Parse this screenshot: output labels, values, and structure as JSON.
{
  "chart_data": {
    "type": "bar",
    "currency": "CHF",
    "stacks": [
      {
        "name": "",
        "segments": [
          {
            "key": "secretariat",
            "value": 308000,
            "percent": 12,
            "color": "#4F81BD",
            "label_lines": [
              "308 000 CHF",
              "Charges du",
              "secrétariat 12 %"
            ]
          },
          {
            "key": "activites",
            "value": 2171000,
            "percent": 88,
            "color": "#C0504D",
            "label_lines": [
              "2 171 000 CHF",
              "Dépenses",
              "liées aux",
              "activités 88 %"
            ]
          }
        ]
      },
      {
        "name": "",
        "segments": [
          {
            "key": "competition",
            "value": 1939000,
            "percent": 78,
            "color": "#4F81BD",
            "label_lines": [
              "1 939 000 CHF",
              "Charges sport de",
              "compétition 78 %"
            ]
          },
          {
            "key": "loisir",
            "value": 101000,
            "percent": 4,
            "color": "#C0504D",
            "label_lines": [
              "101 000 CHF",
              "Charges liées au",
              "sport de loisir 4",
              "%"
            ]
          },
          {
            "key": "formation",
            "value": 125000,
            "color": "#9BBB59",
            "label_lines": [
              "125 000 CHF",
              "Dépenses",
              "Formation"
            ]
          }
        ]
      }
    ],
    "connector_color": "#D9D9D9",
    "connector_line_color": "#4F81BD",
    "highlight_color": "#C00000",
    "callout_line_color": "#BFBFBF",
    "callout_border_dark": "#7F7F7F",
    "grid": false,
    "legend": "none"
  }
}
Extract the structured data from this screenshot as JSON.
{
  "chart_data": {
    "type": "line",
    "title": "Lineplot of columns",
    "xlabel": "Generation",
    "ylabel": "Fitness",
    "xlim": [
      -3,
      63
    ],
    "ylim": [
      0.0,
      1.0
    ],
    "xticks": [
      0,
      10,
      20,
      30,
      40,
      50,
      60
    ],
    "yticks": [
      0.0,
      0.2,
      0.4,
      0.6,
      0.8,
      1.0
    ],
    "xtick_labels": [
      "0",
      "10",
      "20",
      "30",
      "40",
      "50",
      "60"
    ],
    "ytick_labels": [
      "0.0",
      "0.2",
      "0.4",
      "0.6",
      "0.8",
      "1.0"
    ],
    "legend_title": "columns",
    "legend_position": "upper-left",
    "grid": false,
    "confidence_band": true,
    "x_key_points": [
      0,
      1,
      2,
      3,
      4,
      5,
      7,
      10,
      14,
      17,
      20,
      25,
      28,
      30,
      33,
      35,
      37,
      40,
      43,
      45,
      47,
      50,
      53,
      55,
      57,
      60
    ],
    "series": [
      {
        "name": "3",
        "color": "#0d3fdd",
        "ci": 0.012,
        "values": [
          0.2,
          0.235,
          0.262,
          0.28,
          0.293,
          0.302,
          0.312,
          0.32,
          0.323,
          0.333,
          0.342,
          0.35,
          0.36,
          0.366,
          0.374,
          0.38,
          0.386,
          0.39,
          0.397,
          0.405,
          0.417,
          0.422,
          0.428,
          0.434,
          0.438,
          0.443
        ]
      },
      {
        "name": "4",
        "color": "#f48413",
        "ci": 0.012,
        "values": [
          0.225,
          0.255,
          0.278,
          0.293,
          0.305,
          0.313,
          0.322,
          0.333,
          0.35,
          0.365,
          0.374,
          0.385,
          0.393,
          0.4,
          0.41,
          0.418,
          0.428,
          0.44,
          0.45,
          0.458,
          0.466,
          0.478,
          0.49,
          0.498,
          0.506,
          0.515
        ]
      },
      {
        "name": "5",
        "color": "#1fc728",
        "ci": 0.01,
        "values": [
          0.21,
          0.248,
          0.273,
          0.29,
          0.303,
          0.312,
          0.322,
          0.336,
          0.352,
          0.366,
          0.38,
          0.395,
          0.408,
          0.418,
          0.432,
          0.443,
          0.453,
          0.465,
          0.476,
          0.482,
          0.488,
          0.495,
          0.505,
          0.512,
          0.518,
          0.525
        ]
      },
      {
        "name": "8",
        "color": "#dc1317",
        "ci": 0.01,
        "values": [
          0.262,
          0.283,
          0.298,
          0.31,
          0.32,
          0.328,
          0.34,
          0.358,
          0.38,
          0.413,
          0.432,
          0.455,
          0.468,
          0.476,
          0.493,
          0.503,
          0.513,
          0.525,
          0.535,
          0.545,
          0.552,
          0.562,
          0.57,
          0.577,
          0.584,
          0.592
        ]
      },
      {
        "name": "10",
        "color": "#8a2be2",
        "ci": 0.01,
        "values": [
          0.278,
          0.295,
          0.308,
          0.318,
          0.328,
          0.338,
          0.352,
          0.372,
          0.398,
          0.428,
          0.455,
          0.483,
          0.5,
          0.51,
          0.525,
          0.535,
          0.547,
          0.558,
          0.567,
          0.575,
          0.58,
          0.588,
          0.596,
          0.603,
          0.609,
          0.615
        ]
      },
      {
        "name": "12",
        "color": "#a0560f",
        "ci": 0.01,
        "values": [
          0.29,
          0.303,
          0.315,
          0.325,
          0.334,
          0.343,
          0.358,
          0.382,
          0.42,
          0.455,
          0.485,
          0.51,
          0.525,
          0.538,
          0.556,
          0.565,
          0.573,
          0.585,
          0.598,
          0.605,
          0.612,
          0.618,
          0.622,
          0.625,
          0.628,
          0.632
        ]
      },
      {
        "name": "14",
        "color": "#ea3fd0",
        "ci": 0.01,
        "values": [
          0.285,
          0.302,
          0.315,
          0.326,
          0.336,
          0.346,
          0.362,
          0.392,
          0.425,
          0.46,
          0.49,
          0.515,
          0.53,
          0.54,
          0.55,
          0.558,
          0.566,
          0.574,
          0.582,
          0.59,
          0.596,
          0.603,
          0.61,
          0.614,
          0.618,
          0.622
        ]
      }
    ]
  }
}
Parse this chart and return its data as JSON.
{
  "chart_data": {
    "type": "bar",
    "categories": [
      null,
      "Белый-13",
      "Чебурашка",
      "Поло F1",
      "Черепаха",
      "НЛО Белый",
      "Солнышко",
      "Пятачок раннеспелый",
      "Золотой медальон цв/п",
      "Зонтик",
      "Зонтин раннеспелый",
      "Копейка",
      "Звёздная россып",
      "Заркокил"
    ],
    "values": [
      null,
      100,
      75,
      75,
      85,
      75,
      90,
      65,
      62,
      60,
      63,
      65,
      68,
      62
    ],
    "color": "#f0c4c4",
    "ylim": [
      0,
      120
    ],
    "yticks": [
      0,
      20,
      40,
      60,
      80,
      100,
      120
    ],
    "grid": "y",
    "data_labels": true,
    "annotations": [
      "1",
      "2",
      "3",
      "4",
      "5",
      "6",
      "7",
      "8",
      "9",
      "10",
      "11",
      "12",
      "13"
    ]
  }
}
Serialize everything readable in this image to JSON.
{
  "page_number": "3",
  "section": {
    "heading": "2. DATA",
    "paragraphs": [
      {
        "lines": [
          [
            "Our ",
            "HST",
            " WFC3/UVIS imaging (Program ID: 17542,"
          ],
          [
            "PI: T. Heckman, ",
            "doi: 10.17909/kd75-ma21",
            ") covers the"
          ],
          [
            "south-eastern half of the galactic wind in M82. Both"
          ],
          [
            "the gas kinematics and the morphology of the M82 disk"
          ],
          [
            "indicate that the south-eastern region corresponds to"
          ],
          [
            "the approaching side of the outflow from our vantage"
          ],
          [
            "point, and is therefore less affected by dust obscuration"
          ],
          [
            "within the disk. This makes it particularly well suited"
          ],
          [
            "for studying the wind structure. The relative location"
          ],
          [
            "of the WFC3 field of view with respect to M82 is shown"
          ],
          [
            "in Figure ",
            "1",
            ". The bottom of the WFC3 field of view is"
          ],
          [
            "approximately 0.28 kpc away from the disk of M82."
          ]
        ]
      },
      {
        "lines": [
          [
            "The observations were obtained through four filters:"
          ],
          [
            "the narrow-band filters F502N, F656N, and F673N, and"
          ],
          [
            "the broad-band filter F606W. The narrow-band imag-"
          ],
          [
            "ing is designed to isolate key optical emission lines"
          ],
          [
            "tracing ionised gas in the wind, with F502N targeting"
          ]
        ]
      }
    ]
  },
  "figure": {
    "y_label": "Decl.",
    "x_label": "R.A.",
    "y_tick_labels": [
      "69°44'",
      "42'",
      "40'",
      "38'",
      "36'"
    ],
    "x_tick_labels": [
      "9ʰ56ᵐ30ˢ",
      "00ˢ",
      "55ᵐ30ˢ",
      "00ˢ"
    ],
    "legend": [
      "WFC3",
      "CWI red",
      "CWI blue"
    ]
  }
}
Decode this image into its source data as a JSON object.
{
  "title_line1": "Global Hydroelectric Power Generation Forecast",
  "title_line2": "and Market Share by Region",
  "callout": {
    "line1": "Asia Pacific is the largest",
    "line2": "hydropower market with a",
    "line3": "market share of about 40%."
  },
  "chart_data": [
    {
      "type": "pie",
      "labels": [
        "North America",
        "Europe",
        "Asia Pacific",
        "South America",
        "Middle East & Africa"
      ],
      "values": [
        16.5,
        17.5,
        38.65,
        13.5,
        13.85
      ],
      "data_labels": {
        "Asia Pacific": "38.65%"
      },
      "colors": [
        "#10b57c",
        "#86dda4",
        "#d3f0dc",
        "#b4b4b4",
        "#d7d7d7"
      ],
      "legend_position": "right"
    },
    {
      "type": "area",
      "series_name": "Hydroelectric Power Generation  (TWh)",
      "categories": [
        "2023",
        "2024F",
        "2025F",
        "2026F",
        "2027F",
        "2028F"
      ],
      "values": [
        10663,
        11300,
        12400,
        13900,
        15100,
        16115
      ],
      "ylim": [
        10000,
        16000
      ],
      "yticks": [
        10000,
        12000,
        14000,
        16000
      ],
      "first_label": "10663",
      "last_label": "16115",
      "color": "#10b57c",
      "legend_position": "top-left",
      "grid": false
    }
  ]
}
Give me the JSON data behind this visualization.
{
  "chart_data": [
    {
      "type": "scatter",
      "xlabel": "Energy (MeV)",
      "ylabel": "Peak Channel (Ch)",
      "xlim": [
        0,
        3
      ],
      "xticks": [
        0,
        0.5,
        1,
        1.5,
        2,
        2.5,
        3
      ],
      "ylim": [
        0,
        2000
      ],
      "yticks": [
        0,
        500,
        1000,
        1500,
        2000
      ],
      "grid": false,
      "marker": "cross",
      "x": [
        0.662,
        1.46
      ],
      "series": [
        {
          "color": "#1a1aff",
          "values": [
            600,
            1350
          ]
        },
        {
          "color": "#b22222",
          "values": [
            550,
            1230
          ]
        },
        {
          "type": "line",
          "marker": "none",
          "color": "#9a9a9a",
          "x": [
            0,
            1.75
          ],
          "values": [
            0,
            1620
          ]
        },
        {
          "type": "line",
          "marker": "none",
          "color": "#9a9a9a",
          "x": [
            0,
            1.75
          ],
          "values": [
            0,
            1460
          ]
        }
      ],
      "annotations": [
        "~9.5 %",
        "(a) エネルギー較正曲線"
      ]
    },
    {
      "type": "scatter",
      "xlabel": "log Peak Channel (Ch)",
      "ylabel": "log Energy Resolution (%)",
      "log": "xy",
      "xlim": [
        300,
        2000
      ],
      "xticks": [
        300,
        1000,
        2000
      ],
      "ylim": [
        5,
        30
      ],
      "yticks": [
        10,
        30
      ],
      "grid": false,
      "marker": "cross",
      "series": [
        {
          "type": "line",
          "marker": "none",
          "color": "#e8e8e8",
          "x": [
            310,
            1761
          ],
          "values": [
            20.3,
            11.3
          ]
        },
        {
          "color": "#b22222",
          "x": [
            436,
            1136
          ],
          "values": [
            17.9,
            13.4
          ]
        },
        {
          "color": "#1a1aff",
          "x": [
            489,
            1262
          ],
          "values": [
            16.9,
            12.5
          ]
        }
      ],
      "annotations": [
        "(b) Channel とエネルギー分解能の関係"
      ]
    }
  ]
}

————

Copy all lines from the data that hold the word "wind".

            "south-eastern half of the galactic wind in M82. Both"
            "for studying the wind structure. The relative location"
            "tracing ionised gas in the wind, with F502N targeting"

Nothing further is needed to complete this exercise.